> **WHAT YOU ARE ASKED TO DO**: Repeat the records word for word, excluding any picture.

> **THE INPUT**:

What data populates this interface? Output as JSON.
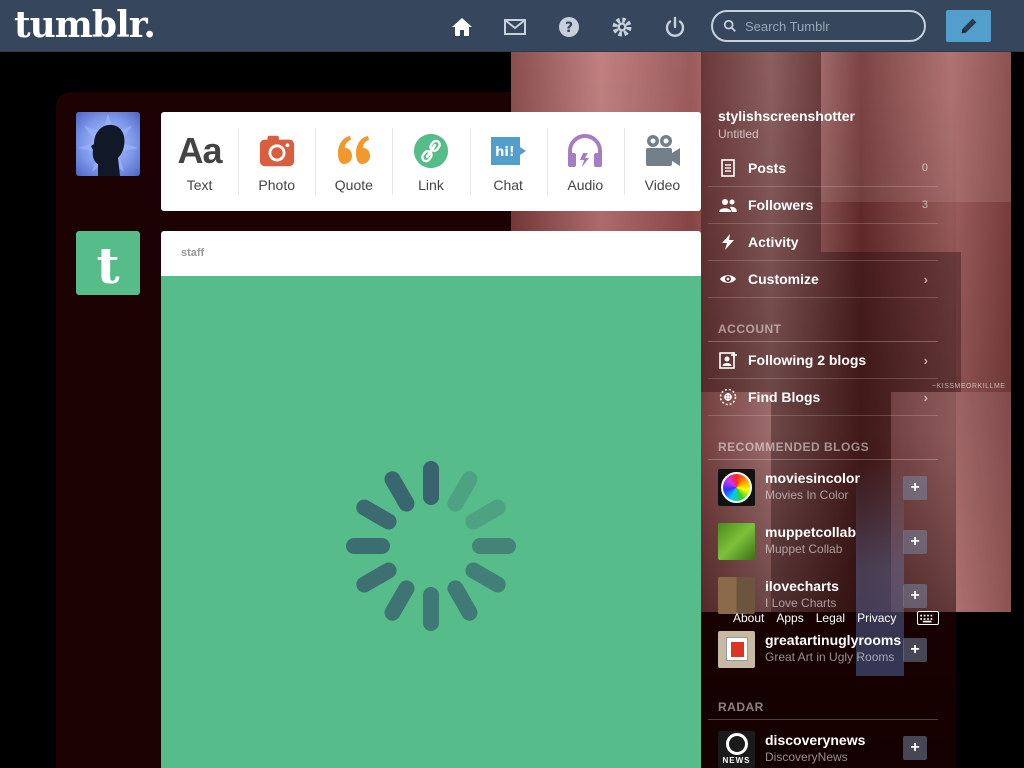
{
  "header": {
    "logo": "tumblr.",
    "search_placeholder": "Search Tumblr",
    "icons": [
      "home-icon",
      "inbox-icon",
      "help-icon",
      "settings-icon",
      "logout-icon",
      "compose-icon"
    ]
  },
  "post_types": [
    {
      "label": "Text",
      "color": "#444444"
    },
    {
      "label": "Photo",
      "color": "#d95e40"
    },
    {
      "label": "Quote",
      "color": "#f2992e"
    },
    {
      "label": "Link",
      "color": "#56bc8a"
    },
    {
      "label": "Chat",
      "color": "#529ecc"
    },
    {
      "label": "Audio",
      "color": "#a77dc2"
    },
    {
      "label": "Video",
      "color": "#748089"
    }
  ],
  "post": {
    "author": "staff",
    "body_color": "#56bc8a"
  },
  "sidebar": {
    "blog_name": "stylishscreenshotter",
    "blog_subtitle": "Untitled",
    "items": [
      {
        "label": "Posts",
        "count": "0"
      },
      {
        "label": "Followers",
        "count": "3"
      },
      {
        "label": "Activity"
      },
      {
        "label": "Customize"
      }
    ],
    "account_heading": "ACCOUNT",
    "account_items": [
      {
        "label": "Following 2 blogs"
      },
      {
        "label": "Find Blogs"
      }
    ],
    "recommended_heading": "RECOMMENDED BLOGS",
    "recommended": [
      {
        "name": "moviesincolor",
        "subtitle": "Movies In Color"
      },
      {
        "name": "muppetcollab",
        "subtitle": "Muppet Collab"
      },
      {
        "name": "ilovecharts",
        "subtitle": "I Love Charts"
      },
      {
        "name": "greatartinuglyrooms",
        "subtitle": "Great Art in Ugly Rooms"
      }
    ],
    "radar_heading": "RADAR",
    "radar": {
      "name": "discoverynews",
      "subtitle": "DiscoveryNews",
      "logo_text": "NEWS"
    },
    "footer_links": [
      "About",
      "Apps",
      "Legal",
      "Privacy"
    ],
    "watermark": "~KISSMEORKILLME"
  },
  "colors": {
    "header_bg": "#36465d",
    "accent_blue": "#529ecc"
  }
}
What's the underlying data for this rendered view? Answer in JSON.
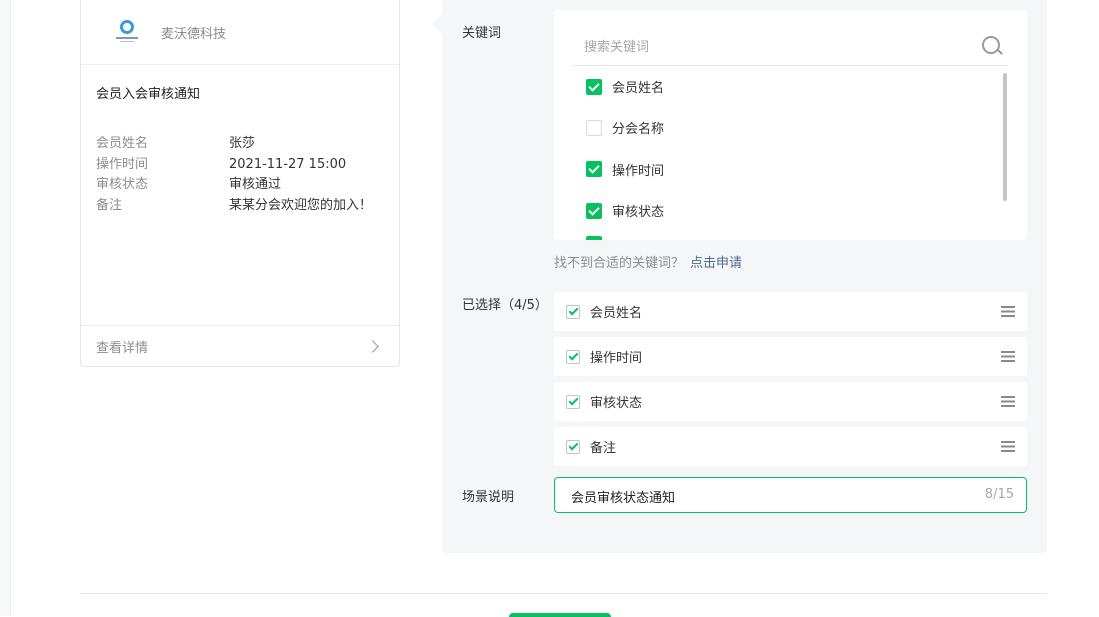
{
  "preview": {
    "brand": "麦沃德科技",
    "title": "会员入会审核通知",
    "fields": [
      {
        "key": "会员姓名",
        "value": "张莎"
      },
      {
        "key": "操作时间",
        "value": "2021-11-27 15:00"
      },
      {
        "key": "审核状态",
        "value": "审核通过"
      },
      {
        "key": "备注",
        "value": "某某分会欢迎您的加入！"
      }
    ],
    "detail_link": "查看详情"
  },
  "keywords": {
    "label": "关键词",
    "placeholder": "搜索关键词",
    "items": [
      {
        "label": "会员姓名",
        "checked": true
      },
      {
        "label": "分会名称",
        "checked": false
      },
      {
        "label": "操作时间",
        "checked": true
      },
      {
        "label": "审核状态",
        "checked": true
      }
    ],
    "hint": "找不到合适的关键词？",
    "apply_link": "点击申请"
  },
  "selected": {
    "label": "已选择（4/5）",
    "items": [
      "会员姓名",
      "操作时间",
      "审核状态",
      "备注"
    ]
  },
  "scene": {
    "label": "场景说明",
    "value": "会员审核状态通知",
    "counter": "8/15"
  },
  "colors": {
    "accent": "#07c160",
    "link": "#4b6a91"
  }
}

> **ANSWER IN FULL**:
What data populates this interface? Output as JSON.
{
  "header": {
    "logo": "tumblr.",
    "search_placeholder": "Search Tumblr",
    "icons": [
      "home-icon",
      "inbox-icon",
      "help-icon",
      "settings-icon",
      "logout-icon",
      "compose-icon"
    ]
  },
  "post_types": [
    {
      "label": "Text",
      "color": "#444444"
    },
    {
      "label": "Photo",
      "color": "#d95e40"
    },
    {
      "label": "Quote",
      "color": "#f2992e"
    },
    {
      "label": "Link",
      "color": "#56bc8a"
    },
    {
      "label": "Chat",
      "color": "#529ecc"
    },
    {
      "label": "Audio",
      "color": "#a77dc2"
    },
    {
      "label": "Video",
      "color": "#748089"
    }
  ],
  "post": {
    "author": "staff",
    "body_color": "#56bc8a"
  },
  "sidebar": {
    "blog_name": "stylishscreenshotter",
    "blog_subtitle": "Untitled",
    "items": [
      {
        "label": "Posts",
        "count": "0"
      },
      {
        "label": "Followers",
        "count": "3"
      },
      {
        "label": "Activity"
      },
      {
        "label": "Customize"
      }
    ],
    "account_heading": "ACCOUNT",
    "account_items": [
      {
        "label": "Following 2 blogs"
      },
      {
        "label": "Find Blogs"
      }
    ],
    "recommended_heading": "RECOMMENDED BLOGS",
    "recommended": [
      {
        "name": "moviesincolor",
        "subtitle": "Movies In Color"
      },
      {
        "name": "muppetcollab",
        "subtitle": "Muppet Collab"
      },
      {
        "name": "ilovecharts",
        "subtitle": "I Love Charts"
      },
      {
        "name": "greatartinuglyrooms",
        "subtitle": "Great Art in Ugly Rooms"
      }
    ],
    "radar_heading": "RADAR",
    "radar": {
      "name": "discoverynews",
      "subtitle": "DiscoveryNews",
      "logo_text": "NEWS"
    },
    "footer_links": [
      "About",
      "Apps",
      "Legal",
      "Privacy"
    ],
    "watermark": "~KISSMEORKILLME"
  },
  "colors": {
    "header_bg": "#36465d",
    "accent_blue": "#529ecc"
  }
}
What's the underlying data for this rendered view? Answer in JSON.
{
  "preview": {
    "brand": "麦沃德科技",
    "title": "会员入会审核通知",
    "fields": [
      {
        "key": "会员姓名",
        "value": "张莎"
      },
      {
        "key": "操作时间",
        "value": "2021-11-27 15:00"
      },
      {
        "key": "审核状态",
        "value": "审核通过"
      },
      {
        "key": "备注",
        "value": "某某分会欢迎您的加入！"
      }
    ],
    "detail_link": "查看详情"
  },
  "keywords": {
    "label": "关键词",
    "placeholder": "搜索关键词",
    "items": [
      {
        "label": "会员姓名",
        "checked": true
      },
      {
        "label": "分会名称",
        "checked": false
      },
      {
        "label": "操作时间",
        "checked": true
      },
      {
        "label": "审核状态",
        "checked": true
      }
    ],
    "hint": "找不到合适的关键词？",
    "apply_link": "点击申请"
  },
  "selected": {
    "label": "已选择（4/5）",
    "items": [
      "会员姓名",
      "操作时间",
      "审核状态",
      "备注"
    ]
  },
  "scene": {
    "label": "场景说明",
    "value": "会员审核状态通知",
    "counter": "8/15"
  },
  "colors": {
    "accent": "#07c160",
    "link": "#4b6a91"
  }
}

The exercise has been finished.